What the task asks — Return, word for word, every line that follows.

— start of Entries provided —

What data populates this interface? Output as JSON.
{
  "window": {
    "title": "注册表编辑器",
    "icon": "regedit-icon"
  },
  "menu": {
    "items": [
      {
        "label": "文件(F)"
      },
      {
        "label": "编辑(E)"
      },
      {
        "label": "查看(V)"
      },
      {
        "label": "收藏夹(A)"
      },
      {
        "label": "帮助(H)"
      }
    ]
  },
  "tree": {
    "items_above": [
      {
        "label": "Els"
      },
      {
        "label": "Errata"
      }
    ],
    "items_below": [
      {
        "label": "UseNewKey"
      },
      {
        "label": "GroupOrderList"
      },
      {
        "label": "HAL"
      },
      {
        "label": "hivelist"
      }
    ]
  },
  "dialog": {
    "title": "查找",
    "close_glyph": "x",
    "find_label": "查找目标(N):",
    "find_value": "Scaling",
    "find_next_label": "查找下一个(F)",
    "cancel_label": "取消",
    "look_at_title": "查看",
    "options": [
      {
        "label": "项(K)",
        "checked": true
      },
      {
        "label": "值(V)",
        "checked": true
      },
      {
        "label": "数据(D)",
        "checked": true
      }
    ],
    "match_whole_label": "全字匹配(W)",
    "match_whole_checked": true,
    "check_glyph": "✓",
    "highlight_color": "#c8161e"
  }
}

— end of Entries provided —

Result —
What data populates this interface? Output as JSON.
{
  "window": {
    "title": "注册表编辑器",
    "icon": "regedit-icon"
  },
  "menu": {
    "items": [
      {
        "label": "文件(F)"
      },
      {
        "label": "编辑(E)"
      },
      {
        "label": "查看(V)"
      },
      {
        "label": "收藏夹(A)"
      },
      {
        "label": "帮助(H)"
      }
    ]
  },
  "tree": {
    "items_above": [
      {
        "label": "Els"
      },
      {
        "label": "Errata"
      }
    ],
    "items_below": [
      {
        "label": "UseNewKey"
      },
      {
        "label": "GroupOrderList"
      },
      {
        "label": "HAL"
      },
      {
        "label": "hivelist"
      }
    ]
  },
  "dialog": {
    "title": "查找",
    "close_glyph": "x",
    "find_label": "查找目标(N):",
    "find_value": "Scaling",
    "find_next_label": "查找下一个(F)",
    "cancel_label": "取消",
    "look_at_title": "查看",
    "options": [
      {
        "label": "项(K)",
        "checked": true
      },
      {
        "label": "值(V)",
        "checked": true
      },
      {
        "label": "数据(D)",
        "checked": true
      }
    ],
    "match_whole_label": "全字匹配(W)",
    "match_whole_checked": true,
    "check_glyph": "✓",
    "highlight_color": "#c8161e"
  }
}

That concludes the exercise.